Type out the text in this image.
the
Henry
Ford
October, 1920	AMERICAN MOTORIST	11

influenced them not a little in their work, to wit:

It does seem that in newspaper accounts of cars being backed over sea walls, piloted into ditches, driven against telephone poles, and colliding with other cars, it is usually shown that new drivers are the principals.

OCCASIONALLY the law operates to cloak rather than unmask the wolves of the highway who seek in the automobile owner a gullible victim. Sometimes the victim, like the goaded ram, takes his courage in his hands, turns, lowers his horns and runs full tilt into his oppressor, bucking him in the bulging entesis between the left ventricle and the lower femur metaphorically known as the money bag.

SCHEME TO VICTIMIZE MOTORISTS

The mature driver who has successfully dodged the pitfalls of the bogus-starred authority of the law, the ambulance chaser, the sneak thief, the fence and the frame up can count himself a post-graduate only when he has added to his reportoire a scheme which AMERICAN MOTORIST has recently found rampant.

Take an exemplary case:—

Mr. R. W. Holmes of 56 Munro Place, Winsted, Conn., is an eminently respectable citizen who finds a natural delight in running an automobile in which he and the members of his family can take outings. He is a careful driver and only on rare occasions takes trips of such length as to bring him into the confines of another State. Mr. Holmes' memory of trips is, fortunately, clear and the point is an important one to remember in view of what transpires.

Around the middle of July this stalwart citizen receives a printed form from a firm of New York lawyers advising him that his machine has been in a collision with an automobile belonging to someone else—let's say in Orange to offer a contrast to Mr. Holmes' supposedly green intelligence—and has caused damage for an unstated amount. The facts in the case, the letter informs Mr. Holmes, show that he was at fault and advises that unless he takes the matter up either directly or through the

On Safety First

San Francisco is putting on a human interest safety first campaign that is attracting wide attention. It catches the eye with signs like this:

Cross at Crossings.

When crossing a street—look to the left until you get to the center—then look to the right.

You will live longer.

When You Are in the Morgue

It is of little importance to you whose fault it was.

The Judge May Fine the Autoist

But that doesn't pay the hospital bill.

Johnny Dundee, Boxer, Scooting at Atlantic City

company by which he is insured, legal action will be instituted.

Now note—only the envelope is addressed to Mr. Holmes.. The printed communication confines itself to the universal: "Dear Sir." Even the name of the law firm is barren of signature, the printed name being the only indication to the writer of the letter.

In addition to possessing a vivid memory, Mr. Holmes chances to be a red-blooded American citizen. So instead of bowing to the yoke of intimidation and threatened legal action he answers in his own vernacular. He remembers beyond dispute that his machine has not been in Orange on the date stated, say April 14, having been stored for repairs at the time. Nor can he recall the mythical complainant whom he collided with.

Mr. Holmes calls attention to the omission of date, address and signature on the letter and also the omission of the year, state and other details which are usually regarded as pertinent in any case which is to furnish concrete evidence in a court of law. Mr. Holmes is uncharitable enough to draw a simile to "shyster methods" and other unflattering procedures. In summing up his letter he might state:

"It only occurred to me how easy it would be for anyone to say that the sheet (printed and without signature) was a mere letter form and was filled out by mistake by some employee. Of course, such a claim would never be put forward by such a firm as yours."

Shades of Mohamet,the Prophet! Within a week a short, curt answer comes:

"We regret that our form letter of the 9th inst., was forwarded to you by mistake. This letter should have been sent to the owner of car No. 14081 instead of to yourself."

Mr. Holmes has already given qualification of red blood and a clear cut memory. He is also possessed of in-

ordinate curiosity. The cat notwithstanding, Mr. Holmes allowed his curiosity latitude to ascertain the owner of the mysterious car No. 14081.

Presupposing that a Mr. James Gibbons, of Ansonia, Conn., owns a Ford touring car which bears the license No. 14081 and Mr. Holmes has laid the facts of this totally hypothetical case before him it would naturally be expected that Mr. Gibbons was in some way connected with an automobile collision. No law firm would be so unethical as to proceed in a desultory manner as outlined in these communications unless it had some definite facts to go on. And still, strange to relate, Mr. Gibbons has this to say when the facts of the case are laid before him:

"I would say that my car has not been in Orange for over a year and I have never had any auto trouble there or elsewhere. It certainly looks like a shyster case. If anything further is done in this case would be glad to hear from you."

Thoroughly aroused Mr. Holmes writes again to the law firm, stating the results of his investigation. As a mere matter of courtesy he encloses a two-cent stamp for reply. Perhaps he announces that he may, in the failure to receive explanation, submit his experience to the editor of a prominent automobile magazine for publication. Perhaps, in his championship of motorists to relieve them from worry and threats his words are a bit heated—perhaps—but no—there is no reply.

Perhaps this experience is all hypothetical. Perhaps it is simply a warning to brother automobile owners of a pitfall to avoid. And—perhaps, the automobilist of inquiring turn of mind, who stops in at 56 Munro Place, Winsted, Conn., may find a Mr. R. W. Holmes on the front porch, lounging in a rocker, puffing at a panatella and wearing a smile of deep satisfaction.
___
• Goal of the exercise: Each entry above needs to be retyped exactly.

• Reply to the task:
Type out the text in this image.
the
Henry
Ford
October, 1920	AMERICAN MOTORIST	11

influenced them not a little in their work, to wit:

It does seem that in newspaper accounts of cars being backed over sea walls, piloted into ditches, driven against telephone poles, and colliding with other cars, it is usually shown that new drivers are the principals.

OCCASIONALLY the law operates to cloak rather than unmask the wolves of the highway who seek in the automobile owner a gullible victim. Sometimes the victim, like the goaded ram, takes his courage in his hands, turns, lowers his horns and runs full tilt into his oppressor, bucking him in the bulging entesis between the left ventricle and the lower femur metaphorically known as the money bag.

SCHEME TO VICTIMIZE MOTORISTS

The mature driver who has successfully dodged the pitfalls of the bogus-starred authority of the law, the ambulance chaser, the sneak thief, the fence and the frame up can count himself a post-graduate only when he has added to his reportoire a scheme which AMERICAN MOTORIST has recently found rampant.

Take an exemplary case:—

Mr. R. W. Holmes of 56 Munro Place, Winsted, Conn., is an eminently respectable citizen who finds a natural delight in running an automobile in which he and the members of his family can take outings. He is a careful driver and only on rare occasions takes trips of such length as to bring him into the confines of another State. Mr. Holmes' memory of trips is, fortunately, clear and the point is an important one to remember in view of what transpires.

Around the middle of July this stalwart citizen receives a printed form from a firm of New York lawyers advising him that his machine has been in a collision with an automobile belonging to someone else—let's say in Orange to offer a contrast to Mr. Holmes' supposedly green intelligence—and has caused damage for an unstated amount. The facts in the case, the letter informs Mr. Holmes, show that he was at fault and advises that unless he takes the matter up either directly or through the

On Safety First

San Francisco is putting on a human interest safety first campaign that is attracting wide attention. It catches the eye with signs like this:

Cross at Crossings.

When crossing a street—look to the left until you get to the center—then look to the right.

You will live longer.

When You Are in the Morgue

It is of little importance to you whose fault it was.

The Judge May Fine the Autoist

But that doesn't pay the hospital bill.

Johnny Dundee, Boxer, Scooting at Atlantic City

company by which he is insured, legal action will be instituted.

Now note—only the envelope is addressed to Mr. Holmes.. The printed communication confines itself to the universal: "Dear Sir." Even the name of the law firm is barren of signature, the printed name being the only indication to the writer of the letter.

In addition to possessing a vivid memory, Mr. Holmes chances to be a red-blooded American citizen. So instead of bowing to the yoke of intimidation and threatened legal action he answers in his own vernacular. He remembers beyond dispute that his machine has not been in Orange on the date stated, say April 14, having been stored for repairs at the time. Nor can he recall the mythical complainant whom he collided with.

Mr. Holmes calls attention to the omission of date, address and signature on the letter and also the omission of the year, state and other details which are usually regarded as pertinent in any case which is to furnish concrete evidence in a court of law. Mr. Holmes is uncharitable enough to draw a simile to "shyster methods" and other unflattering procedures. In summing up his letter he might state:

"It only occurred to me how easy it would be for anyone to say that the sheet (printed and without signature) was a mere letter form and was filled out by mistake by some employee. Of course, such a claim would never be put forward by such a firm as yours."

Shades of Mohamet,the Prophet! Within a week a short, curt answer comes:

"We regret that our form letter of the 9th inst., was forwarded to you by mistake. This letter should have been sent to the owner of car No. 14081 instead of to yourself."

Mr. Holmes has already given qualification of red blood and a clear cut memory. He is also possessed of in-

ordinate curiosity. The cat notwithstanding, Mr. Holmes allowed his curiosity latitude to ascertain the owner of the mysterious car No. 14081.

Presupposing that a Mr. James Gibbons, of Ansonia, Conn., owns a Ford touring car which bears the license No. 14081 and Mr. Holmes has laid the facts of this totally hypothetical case before him it would naturally be expected that Mr. Gibbons was in some way connected with an automobile collision. No law firm would be so unethical as to proceed in a desultory manner as outlined in these communications unless it had some definite facts to go on. And still, strange to relate, Mr. Gibbons has this to say when the facts of the case are laid before him:

"I would say that my car has not been in Orange for over a year and I have never had any auto trouble there or elsewhere. It certainly looks like a shyster case. If anything further is done in this case would be glad to hear from you."

Thoroughly aroused Mr. Holmes writes again to the law firm, stating the results of his investigation. As a mere matter of courtesy he encloses a two-cent stamp for reply. Perhaps he announces that he may, in the failure to receive explanation, submit his experience to the editor of a prominent automobile magazine for publication. Perhaps, in his championship of motorists to relieve them from worry and threats his words are a bit heated—perhaps—but no—there is no reply.

Perhaps this experience is all hypothetical. Perhaps it is simply a warning to brother automobile owners of a pitfall to avoid. And—perhaps, the automobilist of inquiring turn of mind, who stops in at 56 Munro Place, Winsted, Conn., may find a Mr. R. W. Holmes on the front porch, lounging in a rocker, puffing at a panatella and wearing a smile of deep satisfaction.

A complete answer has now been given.